-- Dataset rows --
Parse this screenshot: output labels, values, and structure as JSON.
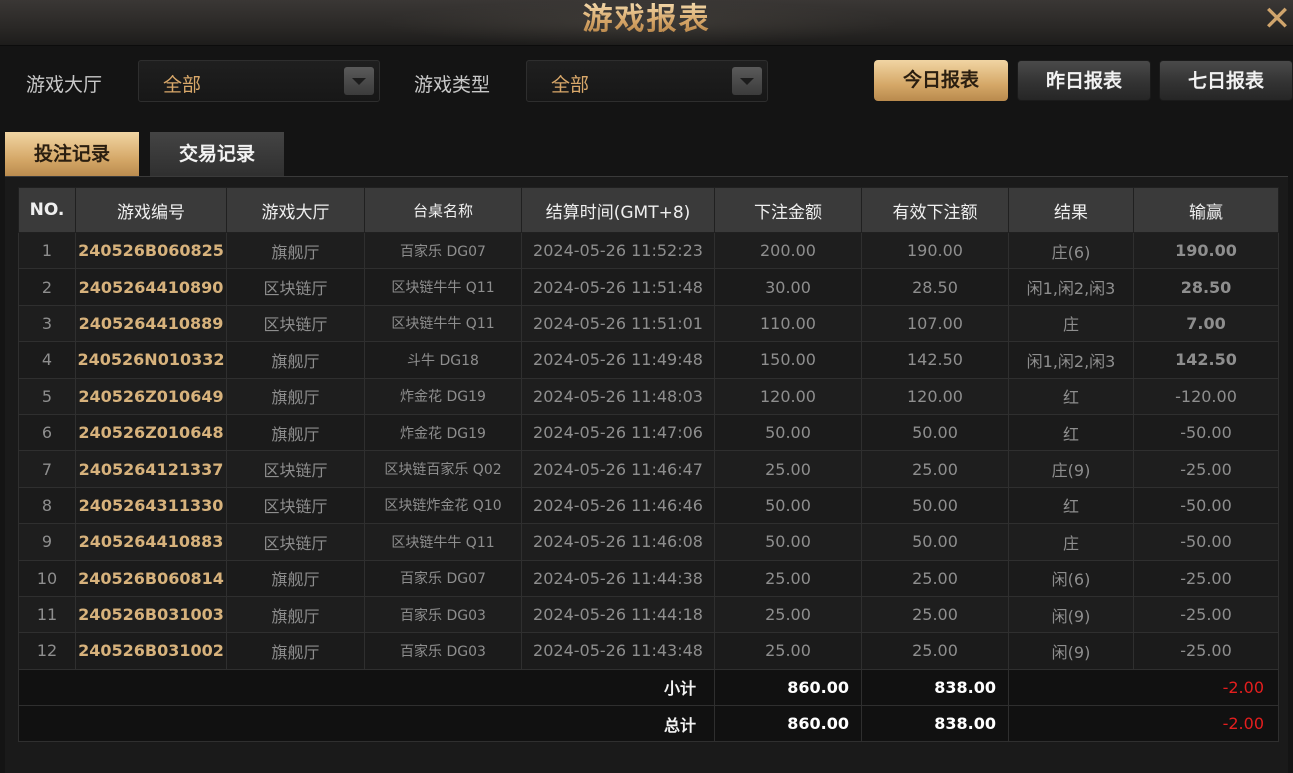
{
  "header": {
    "title": "游戏报表",
    "close_icon": "close-icon"
  },
  "filters": {
    "hall_label": "游戏大厅",
    "hall_value": "全部",
    "type_label": "游戏类型",
    "type_value": "全部"
  },
  "report_buttons": {
    "today": "今日报表",
    "yesterday": "昨日报表",
    "seven_days": "七日报表"
  },
  "tabs": {
    "bets": "投注记录",
    "transactions": "交易记录"
  },
  "columns": [
    "NO.",
    "游戏编号",
    "游戏大厅",
    "台桌名称",
    "结算时间(GMT+8)",
    "下注金额",
    "有效下注额",
    "结果",
    "输赢"
  ],
  "rows": [
    {
      "no": "1",
      "id": "240526B060825",
      "hall": "旗舰厅",
      "table": "百家乐 DG07",
      "time": "2024-05-26 11:52:23",
      "bet": "200.00",
      "valid": "190.00",
      "result": "庄(6)",
      "result_color": "red",
      "win": "190.00"
    },
    {
      "no": "2",
      "id": "2405264410890",
      "hall": "区块链厅",
      "table": "区块链牛牛 Q11",
      "time": "2024-05-26 11:51:48",
      "bet": "30.00",
      "valid": "28.50",
      "result": "闲1,闲2,闲3",
      "result_color": "blue",
      "win": "28.50"
    },
    {
      "no": "3",
      "id": "2405264410889",
      "hall": "区块链厅",
      "table": "区块链牛牛 Q11",
      "time": "2024-05-26 11:51:01",
      "bet": "110.00",
      "valid": "107.00",
      "result": "庄",
      "result_color": "red",
      "win": "7.00"
    },
    {
      "no": "4",
      "id": "240526N010332",
      "hall": "旗舰厅",
      "table": "斗牛 DG18",
      "time": "2024-05-26 11:49:48",
      "bet": "150.00",
      "valid": "142.50",
      "result": "闲1,闲2,闲3",
      "result_color": "blue",
      "win": "142.50"
    },
    {
      "no": "5",
      "id": "240526Z010649",
      "hall": "旗舰厅",
      "table": "炸金花 DG19",
      "time": "2024-05-26 11:48:03",
      "bet": "120.00",
      "valid": "120.00",
      "result": "红",
      "result_color": "red",
      "win": "-120.00"
    },
    {
      "no": "6",
      "id": "240526Z010648",
      "hall": "旗舰厅",
      "table": "炸金花 DG19",
      "time": "2024-05-26 11:47:06",
      "bet": "50.00",
      "valid": "50.00",
      "result": "红",
      "result_color": "red",
      "win": "-50.00"
    },
    {
      "no": "7",
      "id": "2405264121337",
      "hall": "区块链厅",
      "table": "区块链百家乐 Q02",
      "time": "2024-05-26 11:46:47",
      "bet": "25.00",
      "valid": "25.00",
      "result": "庄(9)",
      "result_color": "red",
      "win": "-25.00"
    },
    {
      "no": "8",
      "id": "2405264311330",
      "hall": "区块链厅",
      "table": "区块链炸金花 Q10",
      "time": "2024-05-26 11:46:46",
      "bet": "50.00",
      "valid": "50.00",
      "result": "红",
      "result_color": "red",
      "win": "-50.00"
    },
    {
      "no": "9",
      "id": "2405264410883",
      "hall": "区块链厅",
      "table": "区块链牛牛 Q11",
      "time": "2024-05-26 11:46:08",
      "bet": "50.00",
      "valid": "50.00",
      "result": "庄",
      "result_color": "red",
      "win": "-50.00"
    },
    {
      "no": "10",
      "id": "240526B060814",
      "hall": "旗舰厅",
      "table": "百家乐 DG07",
      "time": "2024-05-26 11:44:38",
      "bet": "25.00",
      "valid": "25.00",
      "result": "闲(6)",
      "result_color": "blue",
      "win": "-25.00"
    },
    {
      "no": "11",
      "id": "240526B031003",
      "hall": "旗舰厅",
      "table": "百家乐 DG03",
      "time": "2024-05-26 11:44:18",
      "bet": "25.00",
      "valid": "25.00",
      "result": "闲(9)",
      "result_color": "blue",
      "win": "-25.00"
    },
    {
      "no": "12",
      "id": "240526B031002",
      "hall": "旗舰厅",
      "table": "百家乐 DG03",
      "time": "2024-05-26 11:43:48",
      "bet": "25.00",
      "valid": "25.00",
      "result": "闲(9)",
      "result_color": "blue",
      "win": "-25.00"
    }
  ],
  "subtotal": {
    "label": "小计",
    "bet": "860.00",
    "valid": "838.00",
    "win": "-2.00"
  },
  "total": {
    "label": "总计",
    "bet": "860.00",
    "valid": "838.00",
    "win": "-2.00"
  },
  "colors": {
    "accent_gold": "#d9a86a",
    "win_positive": "#6ee21c",
    "win_negative": "#e41e1e",
    "result_red": "#e02020",
    "result_blue": "#3d8af0"
  }
}
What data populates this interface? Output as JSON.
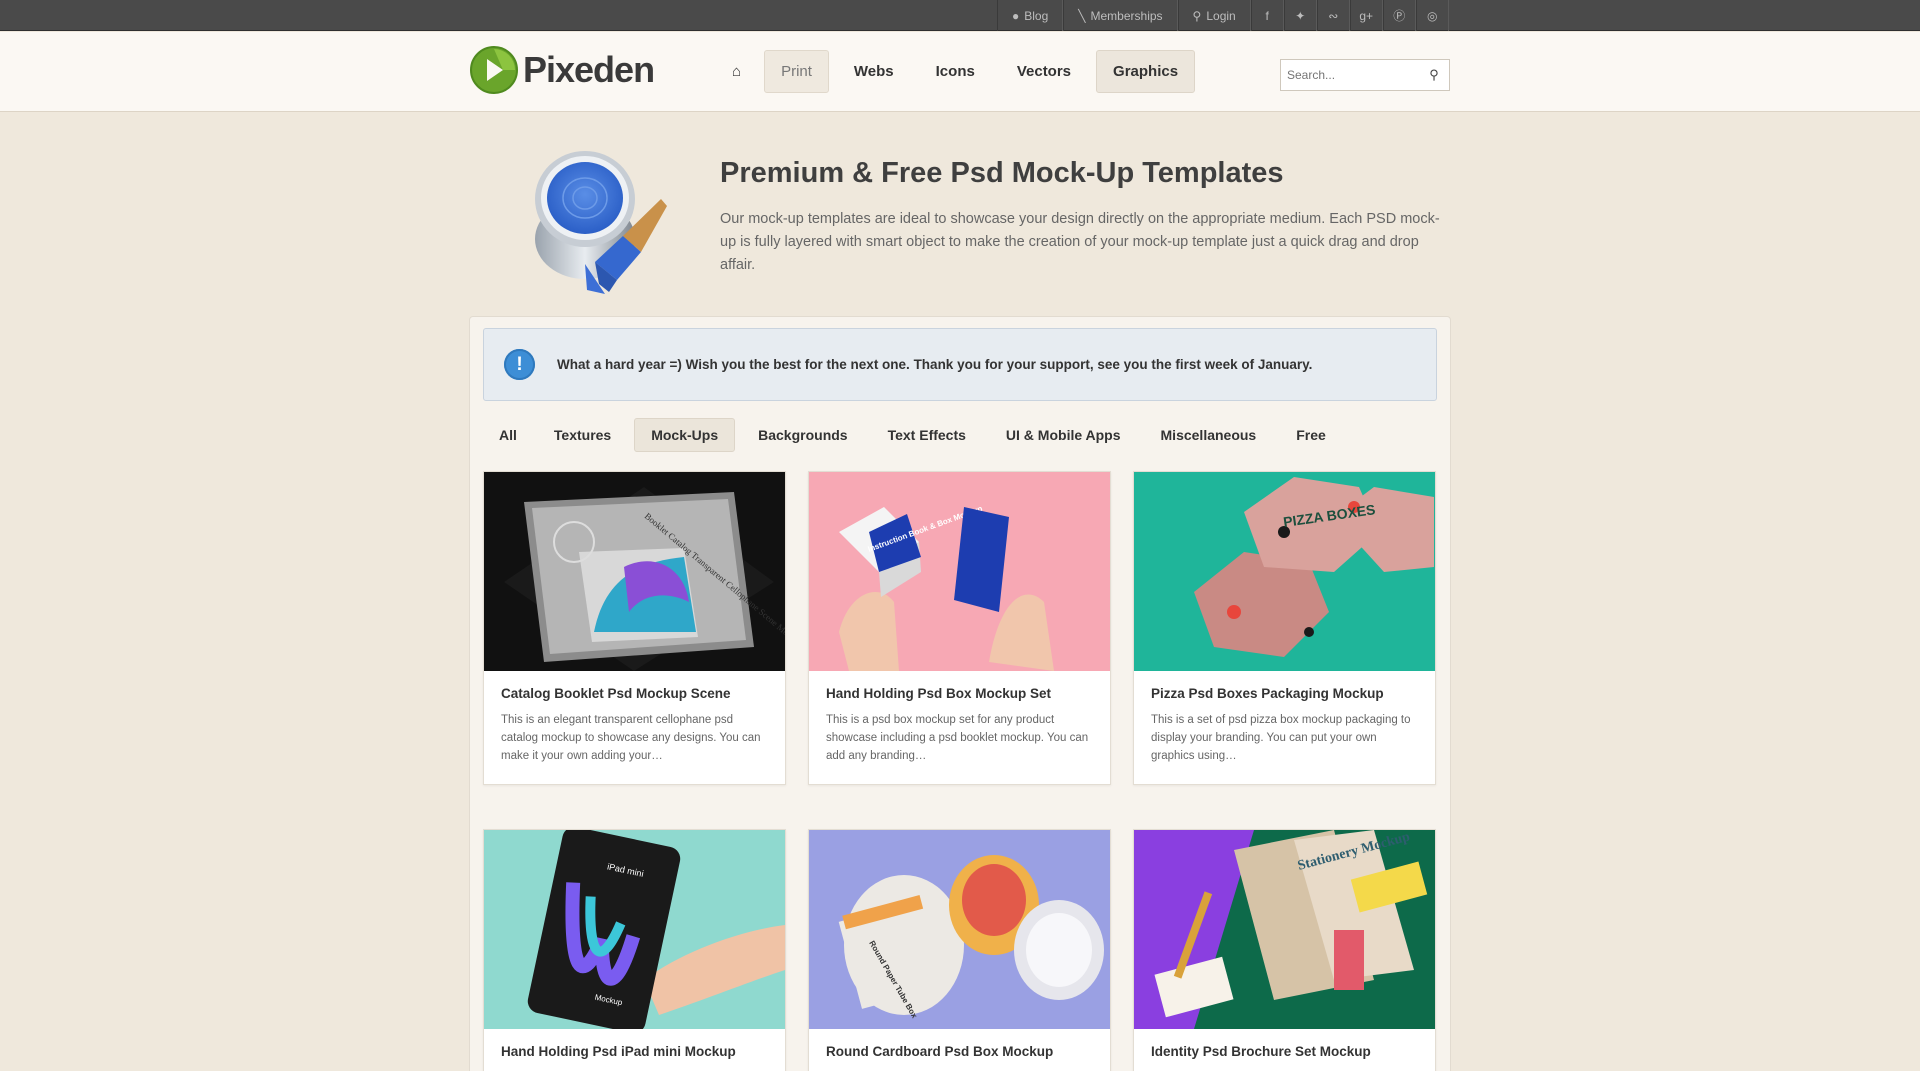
{
  "topbar": {
    "blog": "Blog",
    "memberships": "Memberships",
    "login": "Login",
    "social_icons": [
      "facebook-icon",
      "twitter-icon",
      "rss-icon",
      "googleplus-icon",
      "pinterest-icon",
      "dribbble-icon"
    ]
  },
  "header": {
    "logo_text": "Pixeden",
    "nav": [
      "Print",
      "Webs",
      "Icons",
      "Vectors",
      "Graphics"
    ],
    "search_placeholder": "Search..."
  },
  "hero": {
    "title": "Premium & Free Psd Mock-Up Templates",
    "description": "Our mock-up templates are ideal to showcase your design directly on the appropriate medium. Each PSD mock-up is fully layered with smart object to make the creation of your mock-up template just a quick drag and drop affair."
  },
  "notice": {
    "text": "What a hard year =) Wish you the best for the next one. Thank you for your support, see you the first week of January."
  },
  "tabs": [
    "All",
    "Textures",
    "Mock-Ups",
    "Backgrounds",
    "Text Effects",
    "UI & Mobile Apps",
    "Miscellaneous",
    "Free"
  ],
  "active_tab": "Mock-Ups",
  "cards": [
    {
      "title": "Catalog Booklet Psd Mockup Scene",
      "desc": "This is an elegant transparent cellophane psd catalog mockup to showcase any designs. You can make it your own adding your…"
    },
    {
      "title": "Hand Holding Psd Box Mockup Set",
      "desc": "This is a psd box mockup set for any product showcase including a psd booklet mockup. You can add any branding…"
    },
    {
      "title": "Pizza Psd Boxes Packaging Mockup",
      "desc": "This is a set of psd pizza box mockup packaging to display your branding. You can put your own graphics using…"
    },
    {
      "title": "Hand Holding Psd iPad mini Mockup",
      "desc": ""
    },
    {
      "title": "Round Cardboard Psd Box Mockup",
      "desc": ""
    },
    {
      "title": "Identity Psd Brochure Set Mockup",
      "desc": ""
    }
  ],
  "thumb_text": {
    "booklet": "Booklet Catalog Transparent Cellophane Scene Mockup",
    "box_label": "Instruction Book & Box Mockup",
    "pizza": "PIZZA BOXES",
    "ipad": "iPad mini",
    "ipad_sub": "Mockup",
    "tube": "Round Paper Tube Box",
    "identity": "Stationery Mockup"
  },
  "colors": {
    "accent_blue": "#3d8ed6",
    "pink_bg": "#f7a8b4",
    "teal_bg": "#1fb59a",
    "mint_bg": "#8fd9cf",
    "lavender_bg": "#9aa0e3"
  }
}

-- Problem --
Using the records above, list each line that includes "Scene".

-- Expected answer --
      "title": "Catalog Booklet Psd Mockup Scene",
    "booklet": "Booklet Catalog Transparent Cellophane Scene Mockup",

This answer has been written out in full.